# What is asked
Which lines below hold the word "voir"? Copy all of them.

# Material provided

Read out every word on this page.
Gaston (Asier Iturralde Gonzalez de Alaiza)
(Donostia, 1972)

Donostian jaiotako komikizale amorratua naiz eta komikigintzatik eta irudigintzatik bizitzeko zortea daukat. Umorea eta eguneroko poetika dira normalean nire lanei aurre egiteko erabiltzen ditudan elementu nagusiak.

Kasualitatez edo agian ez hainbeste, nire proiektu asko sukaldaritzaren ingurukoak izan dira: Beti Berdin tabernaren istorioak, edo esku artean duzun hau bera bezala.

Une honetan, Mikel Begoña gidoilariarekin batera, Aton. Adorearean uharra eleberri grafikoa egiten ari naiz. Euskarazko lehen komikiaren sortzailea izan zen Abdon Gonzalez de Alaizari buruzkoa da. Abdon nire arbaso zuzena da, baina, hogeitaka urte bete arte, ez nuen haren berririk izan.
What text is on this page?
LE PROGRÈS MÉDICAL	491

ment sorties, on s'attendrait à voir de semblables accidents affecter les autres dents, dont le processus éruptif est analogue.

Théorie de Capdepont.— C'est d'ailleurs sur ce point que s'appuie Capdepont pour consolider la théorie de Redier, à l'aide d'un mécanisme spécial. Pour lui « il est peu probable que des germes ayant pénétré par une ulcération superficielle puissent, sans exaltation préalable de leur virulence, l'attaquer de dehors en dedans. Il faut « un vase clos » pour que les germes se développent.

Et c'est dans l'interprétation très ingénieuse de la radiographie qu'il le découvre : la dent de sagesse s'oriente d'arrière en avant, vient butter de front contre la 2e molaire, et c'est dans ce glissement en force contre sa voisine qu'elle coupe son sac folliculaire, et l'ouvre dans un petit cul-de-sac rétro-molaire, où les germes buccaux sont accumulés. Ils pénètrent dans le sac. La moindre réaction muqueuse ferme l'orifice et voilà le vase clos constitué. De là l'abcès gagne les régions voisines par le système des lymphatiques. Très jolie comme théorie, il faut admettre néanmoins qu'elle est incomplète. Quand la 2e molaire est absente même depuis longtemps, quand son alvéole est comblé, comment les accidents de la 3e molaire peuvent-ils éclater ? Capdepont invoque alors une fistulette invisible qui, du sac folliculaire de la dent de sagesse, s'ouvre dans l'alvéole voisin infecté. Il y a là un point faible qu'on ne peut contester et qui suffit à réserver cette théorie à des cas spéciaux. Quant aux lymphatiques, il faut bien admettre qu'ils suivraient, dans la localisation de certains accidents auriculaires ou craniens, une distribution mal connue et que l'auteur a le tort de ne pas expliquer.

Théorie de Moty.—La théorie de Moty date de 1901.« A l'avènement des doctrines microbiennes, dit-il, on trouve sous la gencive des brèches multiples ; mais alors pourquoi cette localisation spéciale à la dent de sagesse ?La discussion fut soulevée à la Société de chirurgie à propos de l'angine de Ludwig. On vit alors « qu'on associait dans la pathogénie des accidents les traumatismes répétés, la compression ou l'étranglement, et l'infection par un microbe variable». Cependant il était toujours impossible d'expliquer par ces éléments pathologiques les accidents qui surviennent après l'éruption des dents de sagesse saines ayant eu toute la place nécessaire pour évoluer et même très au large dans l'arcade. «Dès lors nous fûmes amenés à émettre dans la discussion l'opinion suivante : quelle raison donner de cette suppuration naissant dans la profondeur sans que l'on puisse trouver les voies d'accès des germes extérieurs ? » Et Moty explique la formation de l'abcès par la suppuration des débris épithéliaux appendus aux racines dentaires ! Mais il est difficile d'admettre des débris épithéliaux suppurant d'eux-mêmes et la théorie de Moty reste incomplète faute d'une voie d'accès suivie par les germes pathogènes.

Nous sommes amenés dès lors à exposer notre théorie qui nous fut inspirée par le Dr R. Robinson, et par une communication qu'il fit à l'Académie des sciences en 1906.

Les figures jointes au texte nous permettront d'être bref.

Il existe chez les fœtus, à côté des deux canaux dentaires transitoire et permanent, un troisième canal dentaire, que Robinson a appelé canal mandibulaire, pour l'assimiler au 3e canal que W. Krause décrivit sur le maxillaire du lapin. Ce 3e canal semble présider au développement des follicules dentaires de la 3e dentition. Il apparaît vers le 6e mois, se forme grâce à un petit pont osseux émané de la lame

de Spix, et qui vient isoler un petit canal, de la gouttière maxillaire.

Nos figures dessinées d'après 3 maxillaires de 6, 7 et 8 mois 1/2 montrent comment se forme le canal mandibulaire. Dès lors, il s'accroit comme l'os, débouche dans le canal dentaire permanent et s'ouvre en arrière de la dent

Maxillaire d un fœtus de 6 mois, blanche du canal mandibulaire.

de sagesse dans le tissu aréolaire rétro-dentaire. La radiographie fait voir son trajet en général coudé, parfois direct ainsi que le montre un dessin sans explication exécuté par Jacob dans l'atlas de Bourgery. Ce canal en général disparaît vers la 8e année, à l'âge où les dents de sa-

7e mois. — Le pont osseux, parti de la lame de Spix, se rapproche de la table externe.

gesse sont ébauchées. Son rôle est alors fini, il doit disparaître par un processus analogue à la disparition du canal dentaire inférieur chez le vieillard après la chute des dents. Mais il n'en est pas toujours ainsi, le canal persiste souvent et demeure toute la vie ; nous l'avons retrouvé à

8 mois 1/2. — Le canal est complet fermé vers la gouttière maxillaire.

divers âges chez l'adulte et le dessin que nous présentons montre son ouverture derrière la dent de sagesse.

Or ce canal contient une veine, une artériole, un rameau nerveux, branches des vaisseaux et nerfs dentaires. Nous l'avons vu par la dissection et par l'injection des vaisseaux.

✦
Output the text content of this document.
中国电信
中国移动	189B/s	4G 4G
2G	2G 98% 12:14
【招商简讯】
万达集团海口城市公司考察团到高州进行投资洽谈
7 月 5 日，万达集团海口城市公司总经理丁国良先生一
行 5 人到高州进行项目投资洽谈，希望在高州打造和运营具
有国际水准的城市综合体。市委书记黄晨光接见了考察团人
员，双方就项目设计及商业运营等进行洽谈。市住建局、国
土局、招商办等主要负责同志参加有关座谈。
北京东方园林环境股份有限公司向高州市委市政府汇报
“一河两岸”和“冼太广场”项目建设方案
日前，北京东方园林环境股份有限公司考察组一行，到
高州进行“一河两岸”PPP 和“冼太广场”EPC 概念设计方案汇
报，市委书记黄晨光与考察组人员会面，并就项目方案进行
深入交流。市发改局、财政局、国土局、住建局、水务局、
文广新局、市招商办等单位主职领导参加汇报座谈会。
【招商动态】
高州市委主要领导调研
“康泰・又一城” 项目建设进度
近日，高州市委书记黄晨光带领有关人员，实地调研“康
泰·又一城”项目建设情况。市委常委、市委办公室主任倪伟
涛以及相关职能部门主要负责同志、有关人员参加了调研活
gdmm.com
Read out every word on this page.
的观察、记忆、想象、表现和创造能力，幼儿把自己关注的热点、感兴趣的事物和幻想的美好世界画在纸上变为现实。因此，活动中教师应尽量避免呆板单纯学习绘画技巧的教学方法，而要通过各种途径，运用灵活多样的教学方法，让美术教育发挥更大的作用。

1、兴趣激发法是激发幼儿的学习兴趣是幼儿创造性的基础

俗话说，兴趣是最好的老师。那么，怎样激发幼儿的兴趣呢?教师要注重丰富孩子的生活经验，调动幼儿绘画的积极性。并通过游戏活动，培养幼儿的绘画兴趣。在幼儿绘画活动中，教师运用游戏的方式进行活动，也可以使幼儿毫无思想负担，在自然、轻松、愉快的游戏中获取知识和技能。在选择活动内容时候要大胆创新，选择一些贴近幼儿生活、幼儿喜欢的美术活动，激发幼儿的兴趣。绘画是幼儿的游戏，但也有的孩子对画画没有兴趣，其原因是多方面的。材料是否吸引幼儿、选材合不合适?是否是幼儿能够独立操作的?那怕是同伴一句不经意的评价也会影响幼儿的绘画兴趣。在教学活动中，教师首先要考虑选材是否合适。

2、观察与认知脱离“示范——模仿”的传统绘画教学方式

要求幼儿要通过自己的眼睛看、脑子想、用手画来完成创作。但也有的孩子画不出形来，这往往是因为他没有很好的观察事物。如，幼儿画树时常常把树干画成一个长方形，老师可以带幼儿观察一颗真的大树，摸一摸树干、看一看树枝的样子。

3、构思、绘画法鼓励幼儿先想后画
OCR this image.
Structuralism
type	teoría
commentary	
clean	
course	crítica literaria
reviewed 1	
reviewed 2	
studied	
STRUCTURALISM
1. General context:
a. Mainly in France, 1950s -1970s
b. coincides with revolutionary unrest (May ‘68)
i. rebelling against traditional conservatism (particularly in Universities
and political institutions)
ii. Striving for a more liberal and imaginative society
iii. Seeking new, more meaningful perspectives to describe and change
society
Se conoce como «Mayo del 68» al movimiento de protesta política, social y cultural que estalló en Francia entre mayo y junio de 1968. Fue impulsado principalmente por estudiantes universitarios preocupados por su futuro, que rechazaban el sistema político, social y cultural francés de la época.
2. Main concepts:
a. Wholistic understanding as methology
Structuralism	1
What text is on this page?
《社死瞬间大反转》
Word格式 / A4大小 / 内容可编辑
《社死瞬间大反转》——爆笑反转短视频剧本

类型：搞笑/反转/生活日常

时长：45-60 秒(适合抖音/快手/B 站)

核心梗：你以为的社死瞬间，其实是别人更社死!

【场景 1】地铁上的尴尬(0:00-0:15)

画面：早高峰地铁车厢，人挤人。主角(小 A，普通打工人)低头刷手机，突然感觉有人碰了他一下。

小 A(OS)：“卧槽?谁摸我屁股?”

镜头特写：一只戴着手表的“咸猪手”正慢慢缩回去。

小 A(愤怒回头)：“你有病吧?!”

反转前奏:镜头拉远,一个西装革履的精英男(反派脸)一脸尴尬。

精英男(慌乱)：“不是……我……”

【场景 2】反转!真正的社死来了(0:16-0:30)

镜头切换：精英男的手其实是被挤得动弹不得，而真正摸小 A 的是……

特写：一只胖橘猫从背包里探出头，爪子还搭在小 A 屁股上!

# The answer
ment sorties, on s'attendrait à voir de semblables accidents affecter les autres dents, dont le processus éruptif est analogue.
de sagesse dans le tissu aréolaire rétro-dentaire. La radiographie fait voir son trajet en général coudé, parfois direct ainsi que le montre un dessin sans explication exécuté par Jacob dans l'atlas de Bourgery. Ce canal en général disparaît vers la 8e année, à l'âge où les dents de sa-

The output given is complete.